▶ Work to do: Write out the records again, exactly, leaving none out.

▶ Records to process:
⁂
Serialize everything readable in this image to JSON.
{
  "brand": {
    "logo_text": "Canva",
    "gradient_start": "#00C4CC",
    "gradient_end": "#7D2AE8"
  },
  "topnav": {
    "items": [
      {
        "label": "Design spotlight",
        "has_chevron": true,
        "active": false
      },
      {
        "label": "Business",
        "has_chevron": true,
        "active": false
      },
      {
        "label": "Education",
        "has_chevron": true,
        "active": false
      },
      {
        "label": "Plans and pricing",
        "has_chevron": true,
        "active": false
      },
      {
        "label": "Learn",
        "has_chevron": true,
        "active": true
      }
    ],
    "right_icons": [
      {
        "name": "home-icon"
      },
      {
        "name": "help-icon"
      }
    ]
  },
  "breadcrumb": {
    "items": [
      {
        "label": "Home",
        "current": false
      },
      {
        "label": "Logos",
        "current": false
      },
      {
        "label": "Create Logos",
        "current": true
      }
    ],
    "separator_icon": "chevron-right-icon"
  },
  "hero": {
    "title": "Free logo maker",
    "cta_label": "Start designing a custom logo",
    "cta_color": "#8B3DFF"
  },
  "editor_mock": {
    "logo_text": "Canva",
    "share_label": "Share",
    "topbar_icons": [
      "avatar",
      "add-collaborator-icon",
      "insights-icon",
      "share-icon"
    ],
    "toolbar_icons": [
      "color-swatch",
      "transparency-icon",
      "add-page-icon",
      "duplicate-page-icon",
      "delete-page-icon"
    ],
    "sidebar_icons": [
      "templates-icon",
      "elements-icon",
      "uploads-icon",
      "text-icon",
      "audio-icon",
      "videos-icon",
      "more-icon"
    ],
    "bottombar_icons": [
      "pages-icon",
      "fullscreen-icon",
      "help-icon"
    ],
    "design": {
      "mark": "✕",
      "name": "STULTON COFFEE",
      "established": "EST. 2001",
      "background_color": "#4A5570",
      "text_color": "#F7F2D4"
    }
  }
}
⁂
▶ Task solution:
Serialize everything readable in this image to JSON.
{
  "brand": {
    "logo_text": "Canva",
    "gradient_start": "#00C4CC",
    "gradient_end": "#7D2AE8"
  },
  "topnav": {
    "items": [
      {
        "label": "Design spotlight",
        "has_chevron": true,
        "active": false
      },
      {
        "label": "Business",
        "has_chevron": true,
        "active": false
      },
      {
        "label": "Education",
        "has_chevron": true,
        "active": false
      },
      {
        "label": "Plans and pricing",
        "has_chevron": true,
        "active": false
      },
      {
        "label": "Learn",
        "has_chevron": true,
        "active": true
      }
    ],
    "right_icons": [
      {
        "name": "home-icon"
      },
      {
        "name": "help-icon"
      }
    ]
  },
  "breadcrumb": {
    "items": [
      {
        "label": "Home",
        "current": false
      },
      {
        "label": "Logos",
        "current": false
      },
      {
        "label": "Create Logos",
        "current": true
      }
    ],
    "separator_icon": "chevron-right-icon"
  },
  "hero": {
    "title": "Free logo maker",
    "cta_label": "Start designing a custom logo",
    "cta_color": "#8B3DFF"
  },
  "editor_mock": {
    "logo_text": "Canva",
    "share_label": "Share",
    "topbar_icons": [
      "avatar",
      "add-collaborator-icon",
      "insights-icon",
      "share-icon"
    ],
    "toolbar_icons": [
      "color-swatch",
      "transparency-icon",
      "add-page-icon",
      "duplicate-page-icon",
      "delete-page-icon"
    ],
    "sidebar_icons": [
      "templates-icon",
      "elements-icon",
      "uploads-icon",
      "text-icon",
      "audio-icon",
      "videos-icon",
      "more-icon"
    ],
    "bottombar_icons": [
      "pages-icon",
      "fullscreen-icon",
      "help-icon"
    ],
    "design": {
      "mark": "✕",
      "name": "STULTON COFFEE",
      "established": "EST. 2001",
      "background_color": "#4A5570",
      "text_color": "#F7F2D4"
    }
  }
}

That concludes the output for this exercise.